--- Begin GIVEN RECORDS ---

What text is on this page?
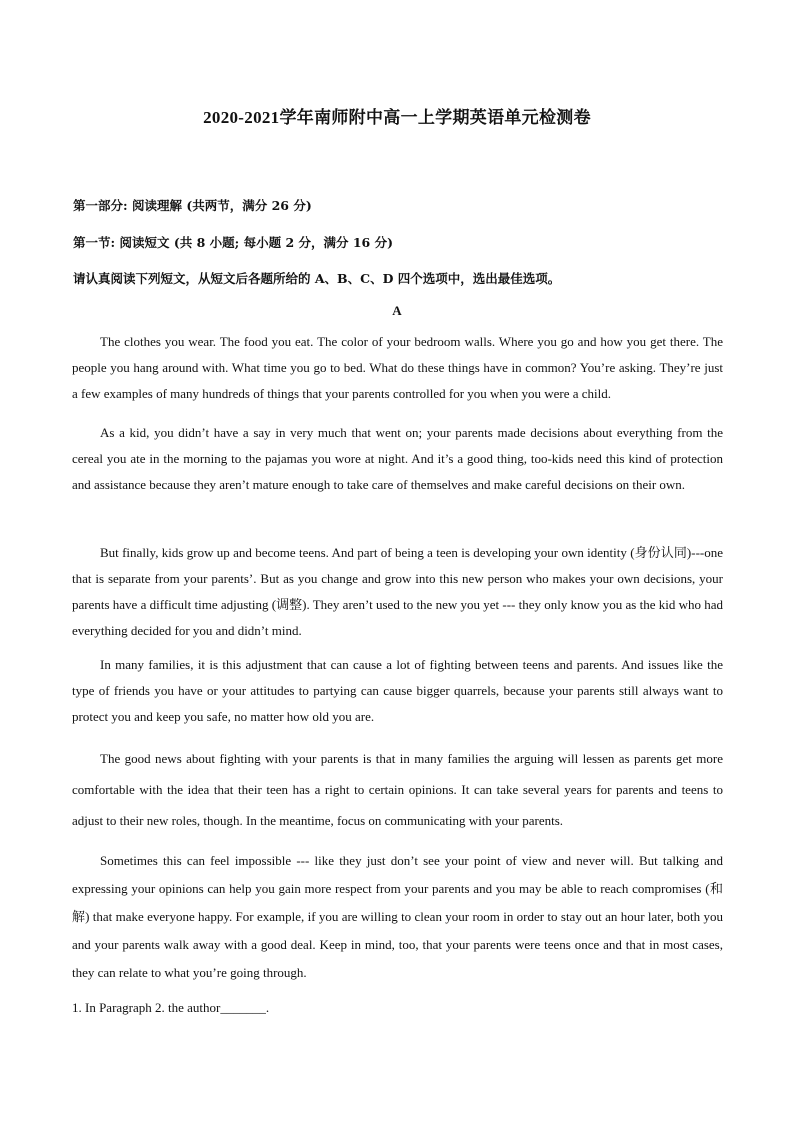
2020-2021学年南师附中高一上学期英语单元检测卷
第一部分: 阅读理解 (共两节，满分 26 分)
第一节: 阅读短文 (共 8 小题; 每小题 2 分，满分 16 分)
请认真阅读下列短文，从短文后各题所给的 A、B、C、D 四个选项中，选出最佳选项。
A

The clothes you wear. The food you eat. The color of your bedroom walls. Where you go and how you get there. The people you hang around with. What time you go to bed. What do these things have in common? You’re asking. They’re just a few examples of many hundreds of things that your parents controlled for you when you were a child.

As a kid, you didn’t have a say in very much that went on; your parents made decisions about everything from the cereal you ate in the morning to the pajamas you wore at night. And it’s a good thing, too-kids need this kind of protection and assistance because they aren’t mature enough to take care of themselves and make careful decisions on their own.

But finally, kids grow up and become teens. And part of being a teen is developing your own identity (身份认同)---one that is separate from your parents’. But as you change and grow into this new person who makes your own decisions, your parents have a difficult time adjusting (调整). They aren’t used to the new you yet --- they only know you as the kid who had everything decided for you and didn’t mind.

In many families, it is this adjustment that can cause a lot of fighting between teens and parents. And issues like the type of friends you have or your attitudes to partying can cause bigger quarrels, because your parents still always want to protect you and keep you safe, no matter how old you are.

The good news about fighting with your parents is that in many families the arguing will lessen as parents get more comfortable with the idea that their teen has a right to certain opinions. It can take several years for parents and teens to adjust to their new roles, though. In the meantime, focus on communicating with your parents.

Sometimes this can feel impossible --- like they just don’t see your point of view and never will. But talking and expressing your opinions can help you gain more respect from your parents and you may be able to reach compromises (和解) that make everyone happy. For example, if you are willing to clean your room in order to stay out an hour later, both you and your parents walk away with a good deal. Keep in mind, too, that your parents were teens once and that in most cases, they can relate to what you’re going through.

1. In Paragraph 2. the author_______.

--- End GIVEN RECORDS ---

> [GOAL] Copy out all the records exactly, excluding pictures.

> [RESPONSE BELOW]
What text is on this page?
2020-2021学年南师附中高一上学期英语单元检测卷
第一部分: 阅读理解 (共两节，满分 26 分)
第一节: 阅读短文 (共 8 小题; 每小题 2 分，满分 16 分)
请认真阅读下列短文，从短文后各题所给的 A、B、C、D 四个选项中，选出最佳选项。
A

The clothes you wear. The food you eat. The color of your bedroom walls. Where you go and how you get there. The people you hang around with. What time you go to bed. What do these things have in common? You’re asking. They’re just a few examples of many hundreds of things that your parents controlled for you when you were a child.

As a kid, you didn’t have a say in very much that went on; your parents made decisions about everything from the cereal you ate in the morning to the pajamas you wore at night. And it’s a good thing, too-kids need this kind of protection and assistance because they aren’t mature enough to take care of themselves and make careful decisions on their own.

But finally, kids grow up and become teens. And part of being a teen is developing your own identity (身份认同)---one that is separate from your parents’. But as you change and grow into this new person who makes your own decisions, your parents have a difficult time adjusting (调整). They aren’t used to the new you yet --- they only know you as the kid who had everything decided for you and didn’t mind.

In many families, it is this adjustment that can cause a lot of fighting between teens and parents. And issues like the type of friends you have or your attitudes to partying can cause bigger quarrels, because your parents still always want to protect you and keep you safe, no matter how old you are.

The good news about fighting with your parents is that in many families the arguing will lessen as parents get more comfortable with the idea that their teen has a right to certain opinions. It can take several years for parents and teens to adjust to their new roles, though. In the meantime, focus on communicating with your parents.

Sometimes this can feel impossible --- like they just don’t see your point of view and never will. But talking and expressing your opinions can help you gain more respect from your parents and you may be able to reach compromises (和解) that make everyone happy. For example, if you are willing to clean your room in order to stay out an hour later, both you and your parents walk away with a good deal. Keep in mind, too, that your parents were teens once and that in most cases, they can relate to what you’re going through.

1. In Paragraph 2. the author_______.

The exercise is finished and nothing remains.